- _Tasks to carry out_:
• A. In the HostSubnet issue, what component already keeps a cache internally?
• B. Rename "plot-frame" to "chart-frame" in the part of the listing that runs from its beginning through the line containing "x-tick-label: 4 <box>993 1462 1027 1525</box>", and give that part again with nothing else changed.

- _Page excerpt_:
HostSubnet handling is subject to multi-master race conditions

Question

HostSubnet handling is subject to multi-master race conditions

Closed this issue 5 years ago · 6 comments

@liggitt points out that the timeline in #11628 (comment) is not actually guaranteed safe, because it's possible that the HostSubnets().Get() call at t=4 will hit an etcd that hasn't yet observed the deletion that occurred at t=3, which will then cause us to do the wrong thing. The fix for this is to keep a cache and act based on whether the HostSubnet is still in the cache, rather than whether it's known to the API server.

We may also be making this same mistake in other places.

In fact, EventQueue keeps a cache internally already, we just need to tweak RunEventQueue() to expose it, and then make use of it. (See also node.go:watchServices(), where we are manually keeping a cache that is redundant with the EventQueue's.)

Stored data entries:
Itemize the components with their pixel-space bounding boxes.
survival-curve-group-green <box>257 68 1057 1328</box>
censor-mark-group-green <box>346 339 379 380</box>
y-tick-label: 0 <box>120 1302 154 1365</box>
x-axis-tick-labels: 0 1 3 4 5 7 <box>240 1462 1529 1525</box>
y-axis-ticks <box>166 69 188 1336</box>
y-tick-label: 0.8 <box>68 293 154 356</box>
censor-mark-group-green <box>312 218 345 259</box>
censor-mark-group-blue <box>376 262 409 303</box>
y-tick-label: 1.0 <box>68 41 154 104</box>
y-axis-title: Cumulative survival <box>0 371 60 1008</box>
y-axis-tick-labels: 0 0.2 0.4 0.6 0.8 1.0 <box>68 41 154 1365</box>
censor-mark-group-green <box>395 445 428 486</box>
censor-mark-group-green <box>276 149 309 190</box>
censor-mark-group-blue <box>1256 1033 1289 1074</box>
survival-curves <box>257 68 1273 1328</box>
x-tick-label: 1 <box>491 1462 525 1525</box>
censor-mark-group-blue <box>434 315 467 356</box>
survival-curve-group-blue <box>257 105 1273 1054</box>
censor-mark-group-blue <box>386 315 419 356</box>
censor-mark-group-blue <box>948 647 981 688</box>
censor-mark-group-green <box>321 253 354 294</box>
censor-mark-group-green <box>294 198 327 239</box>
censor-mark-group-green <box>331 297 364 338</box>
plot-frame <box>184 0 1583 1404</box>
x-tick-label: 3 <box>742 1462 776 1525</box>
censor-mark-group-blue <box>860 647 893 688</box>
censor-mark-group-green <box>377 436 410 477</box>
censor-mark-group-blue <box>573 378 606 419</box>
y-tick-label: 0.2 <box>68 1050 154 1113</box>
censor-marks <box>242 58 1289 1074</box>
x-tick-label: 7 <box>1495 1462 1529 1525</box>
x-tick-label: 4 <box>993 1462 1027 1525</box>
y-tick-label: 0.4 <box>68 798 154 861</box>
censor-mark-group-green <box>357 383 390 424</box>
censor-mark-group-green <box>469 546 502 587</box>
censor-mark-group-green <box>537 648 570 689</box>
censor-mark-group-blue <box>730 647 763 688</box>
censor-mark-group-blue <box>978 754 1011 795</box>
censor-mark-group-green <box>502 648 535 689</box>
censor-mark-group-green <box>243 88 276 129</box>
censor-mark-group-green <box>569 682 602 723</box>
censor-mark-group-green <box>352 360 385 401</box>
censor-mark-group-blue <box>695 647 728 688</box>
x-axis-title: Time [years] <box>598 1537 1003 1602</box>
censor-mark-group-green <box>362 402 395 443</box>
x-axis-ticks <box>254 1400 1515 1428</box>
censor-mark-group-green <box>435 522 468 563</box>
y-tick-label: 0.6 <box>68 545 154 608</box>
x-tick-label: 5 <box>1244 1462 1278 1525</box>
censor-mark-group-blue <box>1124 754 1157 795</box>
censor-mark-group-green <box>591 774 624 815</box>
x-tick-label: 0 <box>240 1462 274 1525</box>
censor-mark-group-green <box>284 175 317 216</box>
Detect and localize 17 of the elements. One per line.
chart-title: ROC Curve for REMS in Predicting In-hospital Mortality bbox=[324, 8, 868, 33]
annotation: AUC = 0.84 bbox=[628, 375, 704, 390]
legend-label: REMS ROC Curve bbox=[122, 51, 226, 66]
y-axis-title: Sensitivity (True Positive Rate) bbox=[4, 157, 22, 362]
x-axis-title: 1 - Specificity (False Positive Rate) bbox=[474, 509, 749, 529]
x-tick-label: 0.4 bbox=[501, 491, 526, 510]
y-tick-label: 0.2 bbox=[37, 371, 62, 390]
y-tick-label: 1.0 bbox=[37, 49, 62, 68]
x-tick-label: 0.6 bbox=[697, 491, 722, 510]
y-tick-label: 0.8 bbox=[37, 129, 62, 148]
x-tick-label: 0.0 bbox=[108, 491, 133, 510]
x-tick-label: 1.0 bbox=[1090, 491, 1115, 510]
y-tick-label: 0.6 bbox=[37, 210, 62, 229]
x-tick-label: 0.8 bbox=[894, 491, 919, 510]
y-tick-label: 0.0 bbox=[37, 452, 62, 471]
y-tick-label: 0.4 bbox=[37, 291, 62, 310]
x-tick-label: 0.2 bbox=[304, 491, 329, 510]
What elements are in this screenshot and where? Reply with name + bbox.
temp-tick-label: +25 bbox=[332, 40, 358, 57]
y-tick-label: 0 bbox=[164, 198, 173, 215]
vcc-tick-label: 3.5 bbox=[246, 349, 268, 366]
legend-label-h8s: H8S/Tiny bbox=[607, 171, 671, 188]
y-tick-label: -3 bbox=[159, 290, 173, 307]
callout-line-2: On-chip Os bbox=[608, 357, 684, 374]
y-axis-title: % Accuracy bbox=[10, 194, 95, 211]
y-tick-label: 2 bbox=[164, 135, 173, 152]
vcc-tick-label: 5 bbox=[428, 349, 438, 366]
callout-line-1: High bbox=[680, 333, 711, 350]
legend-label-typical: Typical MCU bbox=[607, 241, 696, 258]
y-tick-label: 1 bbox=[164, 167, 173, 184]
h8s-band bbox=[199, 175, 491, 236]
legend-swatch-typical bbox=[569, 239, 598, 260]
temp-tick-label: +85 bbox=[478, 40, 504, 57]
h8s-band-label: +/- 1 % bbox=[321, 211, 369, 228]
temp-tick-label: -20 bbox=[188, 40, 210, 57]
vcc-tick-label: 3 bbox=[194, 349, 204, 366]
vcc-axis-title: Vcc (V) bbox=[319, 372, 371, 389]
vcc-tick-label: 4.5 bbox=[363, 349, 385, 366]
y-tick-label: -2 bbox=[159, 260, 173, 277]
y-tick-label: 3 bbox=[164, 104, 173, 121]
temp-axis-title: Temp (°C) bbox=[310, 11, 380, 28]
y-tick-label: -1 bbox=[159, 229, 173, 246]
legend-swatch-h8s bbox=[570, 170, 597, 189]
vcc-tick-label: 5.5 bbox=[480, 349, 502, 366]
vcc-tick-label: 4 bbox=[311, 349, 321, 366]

- _Solutions to the tasks_:
• A. EventQueue

• B.
Itemize the components with their pixel-space bounding boxes.
survival-curve-group-green <box>257 68 1057 1328</box>
censor-mark-group-green <box>346 339 379 380</box>
y-tick-label: 0 <box>120 1302 154 1365</box>
x-axis-tick-labels: 0 1 3 4 5 7 <box>240 1462 1529 1525</box>
y-axis-ticks <box>166 69 188 1336</box>
y-tick-label: 0.8 <box>68 293 154 356</box>
censor-mark-group-green <box>312 218 345 259</box>
censor-mark-group-blue <box>376 262 409 303</box>
y-tick-label: 1.0 <box>68 41 154 104</box>
y-axis-title: Cumulative survival <box>0 371 60 1008</box>
y-axis-tick-labels: 0 0.2 0.4 0.6 0.8 1.0 <box>68 41 154 1365</box>
censor-mark-group-green <box>395 445 428 486</box>
censor-mark-group-green <box>276 149 309 190</box>
censor-mark-group-blue <box>1256 1033 1289 1074</box>
survival-curves <box>257 68 1273 1328</box>
x-tick-label: 1 <box>491 1462 525 1525</box>
censor-mark-group-blue <box>434 315 467 356</box>
survival-curve-group-blue <box>257 105 1273 1054</box>
censor-mark-group-blue <box>386 315 419 356</box>
censor-mark-group-blue <box>948 647 981 688</box>
censor-mark-group-green <box>321 253 354 294</box>
censor-mark-group-green <box>294 198 327 239</box>
censor-mark-group-green <box>331 297 364 338</box>
chart-frame <box>184 0 1583 1404</box>
x-tick-label: 3 <box>742 1462 776 1525</box>
censor-mark-group-blue <box>860 647 893 688</box>
censor-mark-group-green <box>377 436 410 477</box>
censor-mark-group-blue <box>573 378 606 419</box>
y-tick-label: 0.2 <box>68 1050 154 1113</box>
censor-marks <box>242 58 1289 1074</box>
x-tick-label: 7 <box>1495 1462 1529 1525</box>
x-tick-label: 4 <box>993 1462 1027 1525</box>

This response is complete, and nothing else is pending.